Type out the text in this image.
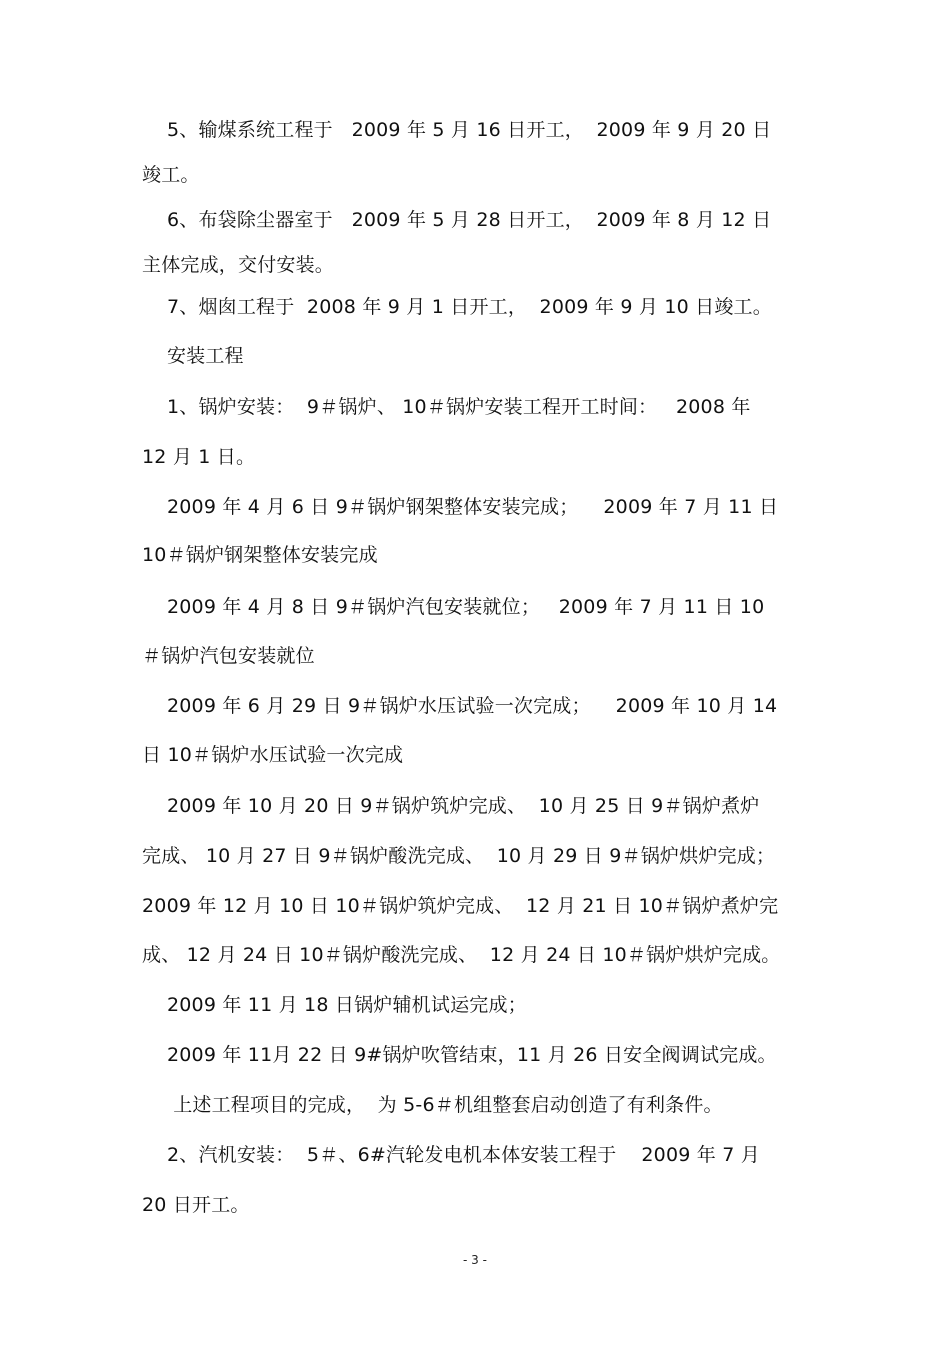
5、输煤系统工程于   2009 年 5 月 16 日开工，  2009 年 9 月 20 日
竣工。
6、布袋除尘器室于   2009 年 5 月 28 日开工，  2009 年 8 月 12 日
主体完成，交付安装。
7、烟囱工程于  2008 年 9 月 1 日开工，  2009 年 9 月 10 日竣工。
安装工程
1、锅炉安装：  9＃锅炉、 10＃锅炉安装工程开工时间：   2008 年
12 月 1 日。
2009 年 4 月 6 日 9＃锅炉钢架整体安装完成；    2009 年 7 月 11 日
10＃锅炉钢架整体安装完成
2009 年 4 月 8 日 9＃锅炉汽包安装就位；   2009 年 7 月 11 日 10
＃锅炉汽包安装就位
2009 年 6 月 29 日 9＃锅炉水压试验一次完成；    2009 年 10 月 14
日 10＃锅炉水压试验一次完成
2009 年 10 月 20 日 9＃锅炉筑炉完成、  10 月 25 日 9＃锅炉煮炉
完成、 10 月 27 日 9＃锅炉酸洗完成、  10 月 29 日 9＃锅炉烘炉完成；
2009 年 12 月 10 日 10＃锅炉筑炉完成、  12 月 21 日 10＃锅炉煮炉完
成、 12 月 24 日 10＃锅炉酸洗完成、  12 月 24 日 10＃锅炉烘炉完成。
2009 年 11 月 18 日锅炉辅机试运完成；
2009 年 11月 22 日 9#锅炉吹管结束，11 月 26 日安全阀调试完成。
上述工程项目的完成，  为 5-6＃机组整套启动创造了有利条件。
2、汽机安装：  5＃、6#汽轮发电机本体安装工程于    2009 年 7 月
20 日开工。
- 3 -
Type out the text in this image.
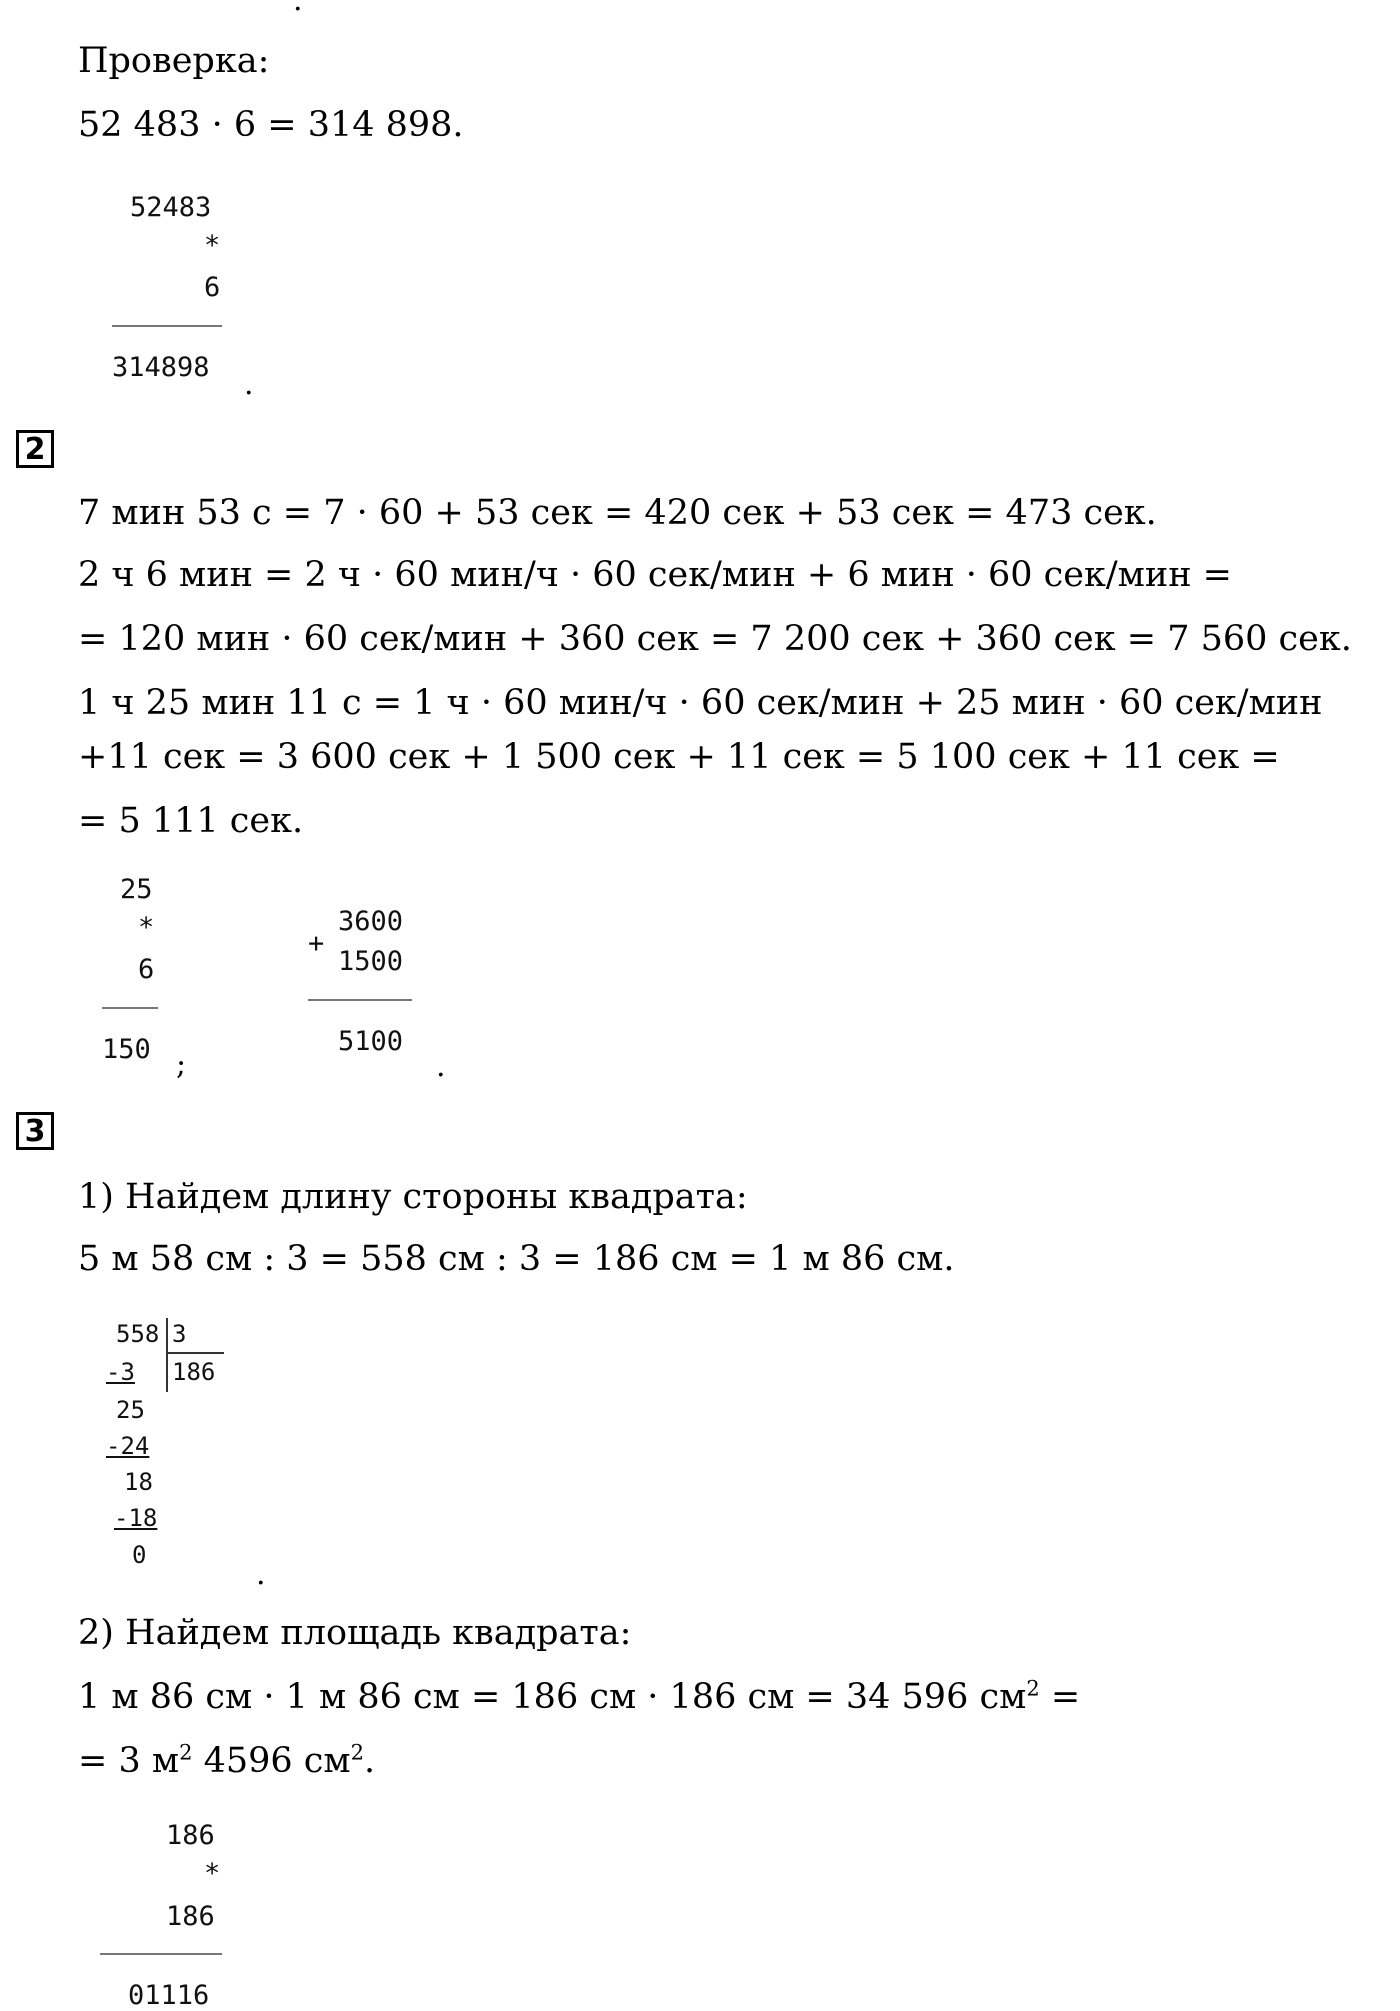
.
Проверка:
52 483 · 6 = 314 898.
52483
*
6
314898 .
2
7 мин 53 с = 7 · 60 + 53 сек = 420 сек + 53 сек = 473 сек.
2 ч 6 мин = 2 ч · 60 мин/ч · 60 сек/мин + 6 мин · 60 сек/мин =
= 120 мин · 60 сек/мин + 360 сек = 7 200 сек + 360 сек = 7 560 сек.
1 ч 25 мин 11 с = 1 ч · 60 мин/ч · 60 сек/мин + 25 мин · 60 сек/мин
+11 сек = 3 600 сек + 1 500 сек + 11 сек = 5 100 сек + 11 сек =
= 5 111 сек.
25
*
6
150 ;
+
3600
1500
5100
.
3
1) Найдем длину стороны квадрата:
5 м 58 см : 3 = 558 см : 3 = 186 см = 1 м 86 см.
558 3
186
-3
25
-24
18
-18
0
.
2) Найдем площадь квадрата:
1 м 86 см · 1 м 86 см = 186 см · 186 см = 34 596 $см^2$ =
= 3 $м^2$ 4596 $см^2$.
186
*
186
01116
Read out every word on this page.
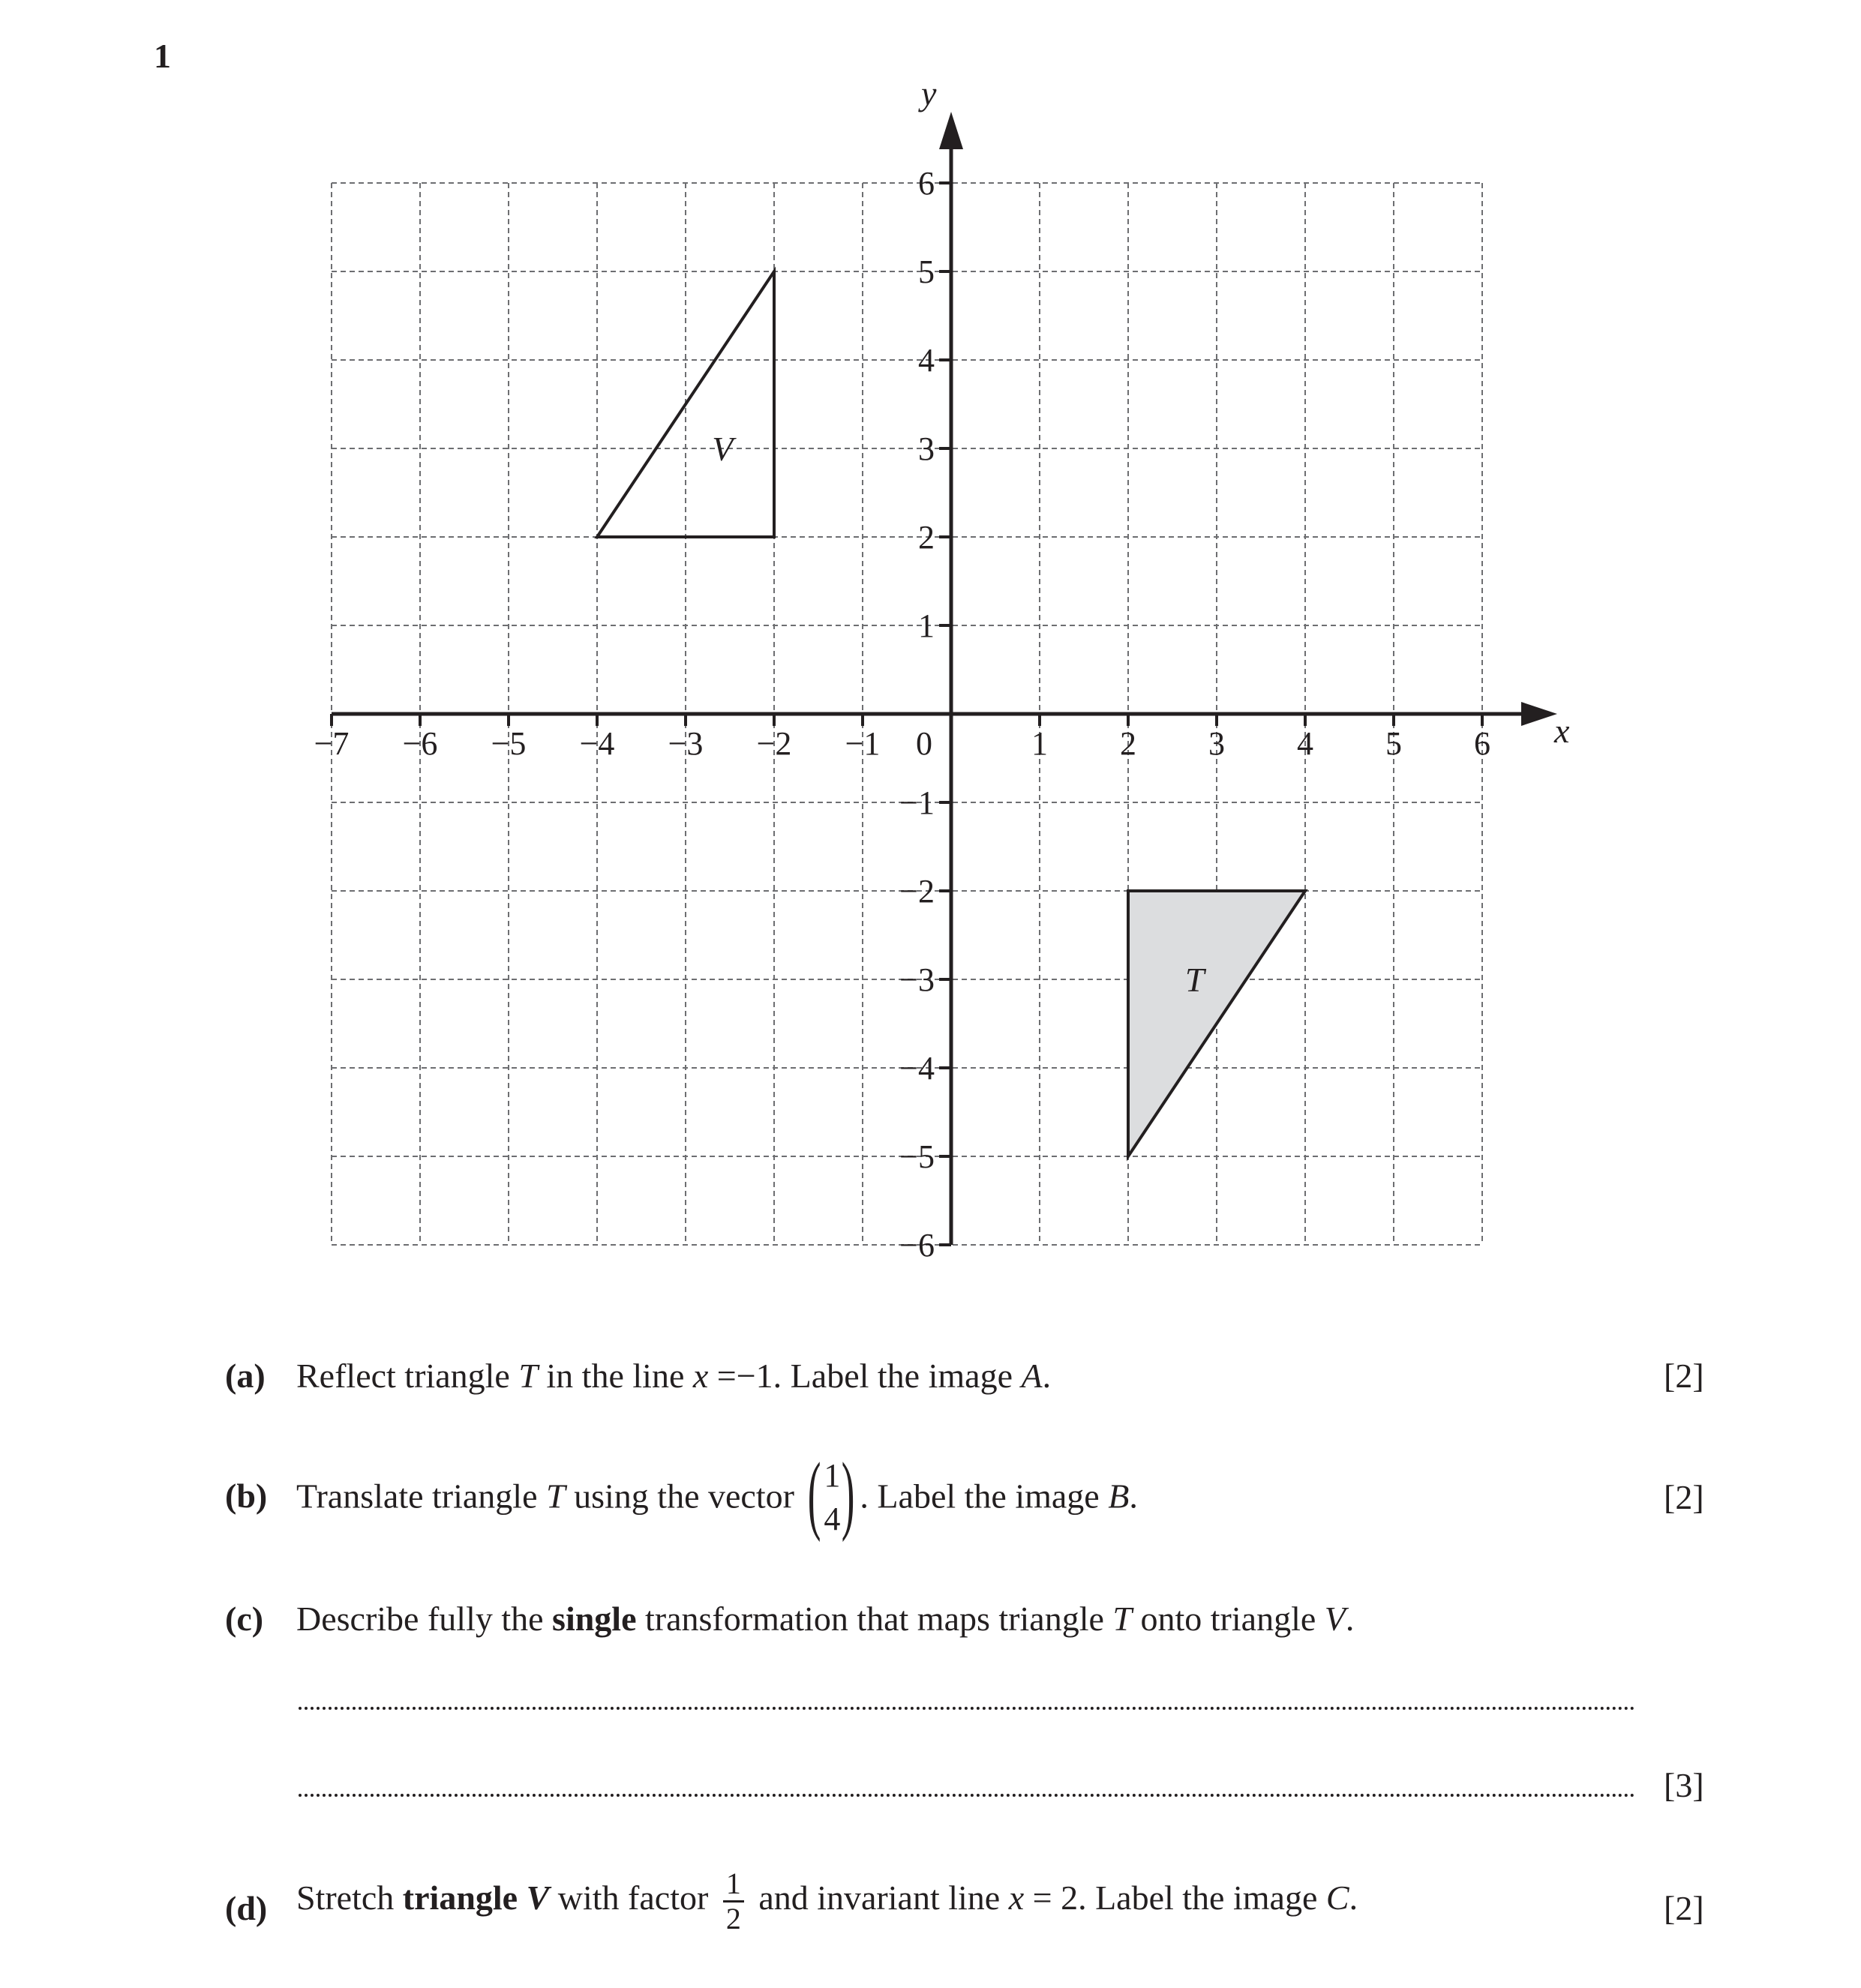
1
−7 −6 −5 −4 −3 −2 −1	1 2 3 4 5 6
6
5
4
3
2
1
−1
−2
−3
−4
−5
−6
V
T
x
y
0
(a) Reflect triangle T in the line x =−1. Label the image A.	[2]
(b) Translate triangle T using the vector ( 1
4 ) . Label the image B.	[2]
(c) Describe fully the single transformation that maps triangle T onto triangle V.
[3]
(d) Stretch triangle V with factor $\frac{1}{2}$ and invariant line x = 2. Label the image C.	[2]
########################################
[SHORT EXERCISE] Nothing in the entries should change as you copy them, except that the pictures are left out.

[EXERCISE OUTPUT]
Type out the text in this image.
5、输煤系统工程于   2009 年 5 月 16 日开工，  2009 年 9 月 20 日
竣工。
6、布袋除尘器室于   2009 年 5 月 28 日开工，  2009 年 8 月 12 日
主体完成，交付安装。
7、烟囱工程于  2008 年 9 月 1 日开工，  2009 年 9 月 10 日竣工。
安装工程
1、锅炉安装：  9＃锅炉、 10＃锅炉安装工程开工时间：   2008 年
12 月 1 日。
2009 年 4 月 6 日 9＃锅炉钢架整体安装完成；    2009 年 7 月 11 日
10＃锅炉钢架整体安装完成
2009 年 4 月 8 日 9＃锅炉汽包安装就位；   2009 年 7 月 11 日 10
＃锅炉汽包安装就位
2009 年 6 月 29 日 9＃锅炉水压试验一次完成；    2009 年 10 月 14
日 10＃锅炉水压试验一次完成
2009 年 10 月 20 日 9＃锅炉筑炉完成、  10 月 25 日 9＃锅炉煮炉
完成、 10 月 27 日 9＃锅炉酸洗完成、  10 月 29 日 9＃锅炉烘炉完成；
2009 年 12 月 10 日 10＃锅炉筑炉完成、  12 月 21 日 10＃锅炉煮炉完
成、 12 月 24 日 10＃锅炉酸洗完成、  12 月 24 日 10＃锅炉烘炉完成。
2009 年 11 月 18 日锅炉辅机试运完成；
2009 年 11月 22 日 9#锅炉吹管结束，11 月 26 日安全阀调试完成。
上述工程项目的完成，  为 5-6＃机组整套启动创造了有利条件。
2、汽机安装：  5＃、6#汽轮发电机本体安装工程于    2009 年 7 月
20 日开工。
- 3 -
Type out the text in this image.
.
Проверка:
52 483 · 6 = 314 898.
52483
*
6
314898 .
2
7 мин 53 с = 7 · 60 + 53 сек = 420 сек + 53 сек = 473 сек.
2 ч 6 мин = 2 ч · 60 мин/ч · 60 сек/мин + 6 мин · 60 сек/мин =
= 120 мин · 60 сек/мин + 360 сек = 7 200 сек + 360 сек = 7 560 сек.
1 ч 25 мин 11 с = 1 ч · 60 мин/ч · 60 сек/мин + 25 мин · 60 сек/мин
+11 сек = 3 600 сек + 1 500 сек + 11 сек = 5 100 сек + 11 сек =
= 5 111 сек.
25
*
6
150 ;
+
3600
1500
5100
.
3
1) Найдем длину стороны квадрата:
5 м 58 см : 3 = 558 см : 3 = 186 см = 1 м 86 см.
558 3
186
-3
25
-24
18
-18
0
.
2) Найдем площадь квадрата:
1 м 86 см · 1 м 86 см = 186 см · 186 см = 34 596 $см^2$ =
= 3 $м^2$ 4596 $см^2$.
186
*
186
01116
Read out every word on this page.
1
−7 −6 −5 −4 −3 −2 −1	1 2 3 4 5 6
6
5
4
3
2
1
−1
−2
−3
−4
−5
−6
V
T
x
y
0
(a) Reflect triangle T in the line x =−1. Label the image A.	[2]
(b) Translate triangle T using the vector ( 1
4 ) . Label the image B.	[2]
(c) Describe fully the single transformation that maps triangle T onto triangle V.
[3]
(d) Stretch triangle V with factor $\frac{1}{2}$ and invariant line x = 2. Label the image C.	[2]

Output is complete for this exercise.